━━━ EXTRACTED DATA ━━━

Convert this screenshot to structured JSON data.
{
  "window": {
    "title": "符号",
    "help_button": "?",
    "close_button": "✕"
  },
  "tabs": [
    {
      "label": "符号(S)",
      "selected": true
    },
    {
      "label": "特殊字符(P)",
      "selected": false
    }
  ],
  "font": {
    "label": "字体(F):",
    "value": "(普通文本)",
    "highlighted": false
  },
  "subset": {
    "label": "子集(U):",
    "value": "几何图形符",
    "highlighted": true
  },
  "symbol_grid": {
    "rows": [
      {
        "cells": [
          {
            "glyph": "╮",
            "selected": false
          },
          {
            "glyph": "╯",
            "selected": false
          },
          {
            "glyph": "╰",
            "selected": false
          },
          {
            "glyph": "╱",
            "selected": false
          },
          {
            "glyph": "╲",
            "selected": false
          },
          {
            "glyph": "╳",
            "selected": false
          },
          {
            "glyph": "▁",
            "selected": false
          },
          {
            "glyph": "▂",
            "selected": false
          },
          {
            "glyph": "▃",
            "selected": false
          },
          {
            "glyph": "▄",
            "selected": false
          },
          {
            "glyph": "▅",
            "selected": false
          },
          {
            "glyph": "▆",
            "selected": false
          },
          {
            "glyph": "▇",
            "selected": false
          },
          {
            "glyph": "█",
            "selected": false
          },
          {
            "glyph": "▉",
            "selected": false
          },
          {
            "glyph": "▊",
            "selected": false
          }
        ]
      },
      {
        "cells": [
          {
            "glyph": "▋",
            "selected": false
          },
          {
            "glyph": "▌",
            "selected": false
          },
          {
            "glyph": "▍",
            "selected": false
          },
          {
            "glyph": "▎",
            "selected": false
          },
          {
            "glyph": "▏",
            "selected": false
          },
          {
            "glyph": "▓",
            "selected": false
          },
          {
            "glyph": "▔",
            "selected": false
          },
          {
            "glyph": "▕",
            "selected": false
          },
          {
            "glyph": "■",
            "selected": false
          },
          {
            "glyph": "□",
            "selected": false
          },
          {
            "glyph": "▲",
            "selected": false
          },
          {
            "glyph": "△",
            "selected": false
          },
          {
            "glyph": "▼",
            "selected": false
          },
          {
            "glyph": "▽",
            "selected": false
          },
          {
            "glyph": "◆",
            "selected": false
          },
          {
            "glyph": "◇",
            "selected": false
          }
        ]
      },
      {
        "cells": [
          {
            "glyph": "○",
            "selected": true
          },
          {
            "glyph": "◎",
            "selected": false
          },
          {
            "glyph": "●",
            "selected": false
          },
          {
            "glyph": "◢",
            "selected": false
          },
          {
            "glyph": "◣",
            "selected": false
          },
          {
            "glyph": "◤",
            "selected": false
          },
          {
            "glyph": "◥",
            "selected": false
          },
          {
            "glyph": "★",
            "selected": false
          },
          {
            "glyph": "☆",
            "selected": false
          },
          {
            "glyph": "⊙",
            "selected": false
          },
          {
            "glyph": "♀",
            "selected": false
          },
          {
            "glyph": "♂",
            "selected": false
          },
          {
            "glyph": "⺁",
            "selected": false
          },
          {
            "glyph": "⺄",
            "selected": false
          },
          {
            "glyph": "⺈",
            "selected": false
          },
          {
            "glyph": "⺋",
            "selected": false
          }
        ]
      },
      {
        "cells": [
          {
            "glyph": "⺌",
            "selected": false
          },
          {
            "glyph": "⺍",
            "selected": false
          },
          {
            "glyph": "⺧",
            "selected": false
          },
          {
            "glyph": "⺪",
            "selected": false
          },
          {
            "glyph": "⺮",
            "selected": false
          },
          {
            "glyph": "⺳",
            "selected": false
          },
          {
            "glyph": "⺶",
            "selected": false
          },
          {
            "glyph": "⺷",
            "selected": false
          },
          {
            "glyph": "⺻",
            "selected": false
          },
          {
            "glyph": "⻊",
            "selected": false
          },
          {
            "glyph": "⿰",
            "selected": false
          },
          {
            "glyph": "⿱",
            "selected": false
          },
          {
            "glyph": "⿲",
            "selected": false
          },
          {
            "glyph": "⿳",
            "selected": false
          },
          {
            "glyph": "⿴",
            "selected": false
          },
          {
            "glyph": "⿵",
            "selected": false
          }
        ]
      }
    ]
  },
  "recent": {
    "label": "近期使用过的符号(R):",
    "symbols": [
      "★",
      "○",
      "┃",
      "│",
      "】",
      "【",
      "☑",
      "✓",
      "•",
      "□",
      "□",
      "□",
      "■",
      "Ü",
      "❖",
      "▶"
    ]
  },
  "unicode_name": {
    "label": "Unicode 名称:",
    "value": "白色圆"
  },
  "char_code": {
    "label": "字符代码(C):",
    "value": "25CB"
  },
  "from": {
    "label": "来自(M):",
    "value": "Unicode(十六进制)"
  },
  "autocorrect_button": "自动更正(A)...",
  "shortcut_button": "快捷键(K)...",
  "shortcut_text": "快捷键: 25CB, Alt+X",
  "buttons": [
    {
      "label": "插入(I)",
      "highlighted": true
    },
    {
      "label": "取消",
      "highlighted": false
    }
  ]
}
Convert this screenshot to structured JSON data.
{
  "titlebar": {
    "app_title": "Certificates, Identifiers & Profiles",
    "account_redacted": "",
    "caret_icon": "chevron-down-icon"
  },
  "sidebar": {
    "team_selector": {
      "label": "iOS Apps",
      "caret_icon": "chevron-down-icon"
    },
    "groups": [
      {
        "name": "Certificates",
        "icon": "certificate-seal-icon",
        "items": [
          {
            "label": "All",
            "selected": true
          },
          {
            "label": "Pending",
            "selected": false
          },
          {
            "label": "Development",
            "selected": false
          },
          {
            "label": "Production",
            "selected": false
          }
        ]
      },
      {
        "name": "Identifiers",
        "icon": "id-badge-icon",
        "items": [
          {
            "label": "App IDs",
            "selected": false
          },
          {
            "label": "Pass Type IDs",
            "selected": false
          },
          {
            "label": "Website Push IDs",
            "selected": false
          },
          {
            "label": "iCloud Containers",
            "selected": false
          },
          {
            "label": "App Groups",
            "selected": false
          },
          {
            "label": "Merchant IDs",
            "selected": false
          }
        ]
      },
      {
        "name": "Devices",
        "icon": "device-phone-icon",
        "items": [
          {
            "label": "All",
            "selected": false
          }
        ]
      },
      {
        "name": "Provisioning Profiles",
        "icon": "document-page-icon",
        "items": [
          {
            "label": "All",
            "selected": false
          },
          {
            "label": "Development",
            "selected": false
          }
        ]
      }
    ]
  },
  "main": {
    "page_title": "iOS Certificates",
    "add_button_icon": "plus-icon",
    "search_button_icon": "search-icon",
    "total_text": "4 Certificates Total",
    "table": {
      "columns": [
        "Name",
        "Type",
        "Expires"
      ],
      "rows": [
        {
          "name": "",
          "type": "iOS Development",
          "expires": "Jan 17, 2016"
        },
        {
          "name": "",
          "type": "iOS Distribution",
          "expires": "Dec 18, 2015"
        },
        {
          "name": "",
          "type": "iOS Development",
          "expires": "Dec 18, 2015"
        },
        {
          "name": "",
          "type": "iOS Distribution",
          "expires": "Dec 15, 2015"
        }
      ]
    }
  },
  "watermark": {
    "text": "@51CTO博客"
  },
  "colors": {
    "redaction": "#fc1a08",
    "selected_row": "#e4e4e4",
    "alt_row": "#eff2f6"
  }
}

━━━

TASK DIRECTIONS> Lines of the material that contain the word "icon" are to be gathered.

EXERCISE OUTPUT>
    "caret_icon": "chevron-down-icon"
      "caret_icon": "chevron-down-icon"
        "icon": "certificate-seal-icon",
        "icon": "id-badge-icon",
        "icon": "device-phone-icon",
        "icon": "document-page-icon",
    "add_button_icon": "plus-icon",
    "search_button_icon": "search-icon",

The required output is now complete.